═══ RECORDS PROVIDED ═══

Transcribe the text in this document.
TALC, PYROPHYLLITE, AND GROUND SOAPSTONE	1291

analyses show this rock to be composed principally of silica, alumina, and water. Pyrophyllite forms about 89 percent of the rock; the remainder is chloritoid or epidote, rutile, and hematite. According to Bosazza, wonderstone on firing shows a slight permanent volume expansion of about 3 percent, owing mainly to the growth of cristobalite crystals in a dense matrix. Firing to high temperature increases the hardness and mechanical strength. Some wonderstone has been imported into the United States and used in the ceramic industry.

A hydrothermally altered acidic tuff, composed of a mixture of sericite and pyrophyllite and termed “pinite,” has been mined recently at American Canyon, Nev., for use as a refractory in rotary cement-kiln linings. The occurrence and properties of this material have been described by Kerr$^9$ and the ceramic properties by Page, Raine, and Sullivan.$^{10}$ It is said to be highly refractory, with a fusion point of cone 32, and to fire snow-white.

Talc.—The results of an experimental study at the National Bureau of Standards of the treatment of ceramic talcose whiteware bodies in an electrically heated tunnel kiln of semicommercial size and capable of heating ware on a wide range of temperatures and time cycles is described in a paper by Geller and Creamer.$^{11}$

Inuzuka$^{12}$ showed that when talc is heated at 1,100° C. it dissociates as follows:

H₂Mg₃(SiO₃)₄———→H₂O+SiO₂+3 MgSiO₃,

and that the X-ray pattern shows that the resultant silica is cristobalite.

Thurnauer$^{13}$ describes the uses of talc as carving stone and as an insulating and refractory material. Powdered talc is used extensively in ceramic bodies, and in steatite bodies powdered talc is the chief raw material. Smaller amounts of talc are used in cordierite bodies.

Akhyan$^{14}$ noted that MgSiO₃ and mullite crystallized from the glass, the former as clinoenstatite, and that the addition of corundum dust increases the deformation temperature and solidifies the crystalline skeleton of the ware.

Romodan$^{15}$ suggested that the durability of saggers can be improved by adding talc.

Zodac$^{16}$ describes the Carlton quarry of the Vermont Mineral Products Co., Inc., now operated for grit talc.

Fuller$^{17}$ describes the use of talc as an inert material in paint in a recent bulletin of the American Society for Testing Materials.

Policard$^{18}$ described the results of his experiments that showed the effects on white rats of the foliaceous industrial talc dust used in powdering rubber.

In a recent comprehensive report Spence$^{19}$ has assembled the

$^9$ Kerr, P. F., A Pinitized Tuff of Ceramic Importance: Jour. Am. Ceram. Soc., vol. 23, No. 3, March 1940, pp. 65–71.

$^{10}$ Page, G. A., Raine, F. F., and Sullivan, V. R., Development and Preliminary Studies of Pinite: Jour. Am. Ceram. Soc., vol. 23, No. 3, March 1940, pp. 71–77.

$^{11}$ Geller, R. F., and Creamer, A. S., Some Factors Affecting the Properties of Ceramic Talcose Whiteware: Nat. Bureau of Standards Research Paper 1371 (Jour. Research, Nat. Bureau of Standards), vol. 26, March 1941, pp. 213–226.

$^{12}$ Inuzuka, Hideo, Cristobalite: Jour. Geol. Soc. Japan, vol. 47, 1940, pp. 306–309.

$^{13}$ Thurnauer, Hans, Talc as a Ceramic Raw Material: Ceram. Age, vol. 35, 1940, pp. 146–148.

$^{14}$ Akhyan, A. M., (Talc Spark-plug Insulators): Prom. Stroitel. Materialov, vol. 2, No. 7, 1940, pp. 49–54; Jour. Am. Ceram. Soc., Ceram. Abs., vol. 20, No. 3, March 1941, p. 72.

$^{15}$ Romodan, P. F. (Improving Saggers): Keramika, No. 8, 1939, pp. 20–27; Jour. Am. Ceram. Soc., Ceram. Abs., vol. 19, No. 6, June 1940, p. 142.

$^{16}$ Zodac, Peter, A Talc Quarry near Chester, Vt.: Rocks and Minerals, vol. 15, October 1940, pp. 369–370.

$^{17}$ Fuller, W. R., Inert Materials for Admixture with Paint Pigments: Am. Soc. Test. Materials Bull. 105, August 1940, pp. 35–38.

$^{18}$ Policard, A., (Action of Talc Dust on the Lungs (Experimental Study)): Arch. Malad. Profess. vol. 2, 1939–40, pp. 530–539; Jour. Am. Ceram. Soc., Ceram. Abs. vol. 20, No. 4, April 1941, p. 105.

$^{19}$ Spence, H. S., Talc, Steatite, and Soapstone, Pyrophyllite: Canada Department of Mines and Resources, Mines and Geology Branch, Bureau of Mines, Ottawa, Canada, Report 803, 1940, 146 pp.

═══

- **TASK OBJECTIVE**:
Output the records exactly, including every line.

- **COMPLETE OUTPUT**:
Transcribe the text in this document.
TALC, PYROPHYLLITE, AND GROUND SOAPSTONE	1291

analyses show this rock to be composed principally of silica, alumina, and water. Pyrophyllite forms about 89 percent of the rock; the remainder is chloritoid or epidote, rutile, and hematite. According to Bosazza, wonderstone on firing shows a slight permanent volume expansion of about 3 percent, owing mainly to the growth of cristobalite crystals in a dense matrix. Firing to high temperature increases the hardness and mechanical strength. Some wonderstone has been imported into the United States and used in the ceramic industry.

A hydrothermally altered acidic tuff, composed of a mixture of sericite and pyrophyllite and termed “pinite,” has been mined recently at American Canyon, Nev., for use as a refractory in rotary cement-kiln linings. The occurrence and properties of this material have been described by Kerr$^9$ and the ceramic properties by Page, Raine, and Sullivan.$^{10}$ It is said to be highly refractory, with a fusion point of cone 32, and to fire snow-white.

Talc.—The results of an experimental study at the National Bureau of Standards of the treatment of ceramic talcose whiteware bodies in an electrically heated tunnel kiln of semicommercial size and capable of heating ware on a wide range of temperatures and time cycles is described in a paper by Geller and Creamer.$^{11}$

Inuzuka$^{12}$ showed that when talc is heated at 1,100° C. it dissociates as follows:

H₂Mg₃(SiO₃)₄———→H₂O+SiO₂+3 MgSiO₃,

and that the X-ray pattern shows that the resultant silica is cristobalite.

Thurnauer$^{13}$ describes the uses of talc as carving stone and as an insulating and refractory material. Powdered talc is used extensively in ceramic bodies, and in steatite bodies powdered talc is the chief raw material. Smaller amounts of talc are used in cordierite bodies.

Akhyan$^{14}$ noted that MgSiO₃ and mullite crystallized from the glass, the former as clinoenstatite, and that the addition of corundum dust increases the deformation temperature and solidifies the crystalline skeleton of the ware.

Romodan$^{15}$ suggested that the durability of saggers can be improved by adding talc.

Zodac$^{16}$ describes the Carlton quarry of the Vermont Mineral Products Co., Inc., now operated for grit talc.

Fuller$^{17}$ describes the use of talc as an inert material in paint in a recent bulletin of the American Society for Testing Materials.

Policard$^{18}$ described the results of his experiments that showed the effects on white rats of the foliaceous industrial talc dust used in powdering rubber.

In a recent comprehensive report Spence$^{19}$ has assembled the

$^9$ Kerr, P. F., A Pinitized Tuff of Ceramic Importance: Jour. Am. Ceram. Soc., vol. 23, No. 3, March 1940, pp. 65–71.

$^{10}$ Page, G. A., Raine, F. F., and Sullivan, V. R., Development and Preliminary Studies of Pinite: Jour. Am. Ceram. Soc., vol. 23, No. 3, March 1940, pp. 71–77.

$^{11}$ Geller, R. F., and Creamer, A. S., Some Factors Affecting the Properties of Ceramic Talcose Whiteware: Nat. Bureau of Standards Research Paper 1371 (Jour. Research, Nat. Bureau of Standards), vol. 26, March 1941, pp. 213–226.

$^{12}$ Inuzuka, Hideo, Cristobalite: Jour. Geol. Soc. Japan, vol. 47, 1940, pp. 306–309.

$^{13}$ Thurnauer, Hans, Talc as a Ceramic Raw Material: Ceram. Age, vol. 35, 1940, pp. 146–148.

$^{14}$ Akhyan, A. M., (Talc Spark-plug Insulators): Prom. Stroitel. Materialov, vol. 2, No. 7, 1940, pp. 49–54; Jour. Am. Ceram. Soc., Ceram. Abs., vol. 20, No. 3, March 1941, p. 72.

$^{15}$ Romodan, P. F. (Improving Saggers): Keramika, No. 8, 1939, pp. 20–27; Jour. Am. Ceram. Soc., Ceram. Abs., vol. 19, No. 6, June 1940, p. 142.

$^{16}$ Zodac, Peter, A Talc Quarry near Chester, Vt.: Rocks and Minerals, vol. 15, October 1940, pp. 369–370.

$^{17}$ Fuller, W. R., Inert Materials for Admixture with Paint Pigments: Am. Soc. Test. Materials Bull. 105, August 1940, pp. 35–38.

$^{18}$ Policard, A., (Action of Talc Dust on the Lungs (Experimental Study)): Arch. Malad. Profess. vol. 2, 1939–40, pp. 530–539; Jour. Am. Ceram. Soc., Ceram. Abs. vol. 20, No. 4, April 1941, p. 105.

$^{19}$ Spence, H. S., Talc, Steatite, and Soapstone, Pyrophyllite: Canada Department of Mines and Resources, Mines and Geology Branch, Bureau of Mines, Ottawa, Canada, Report 803, 1940, 146 pp.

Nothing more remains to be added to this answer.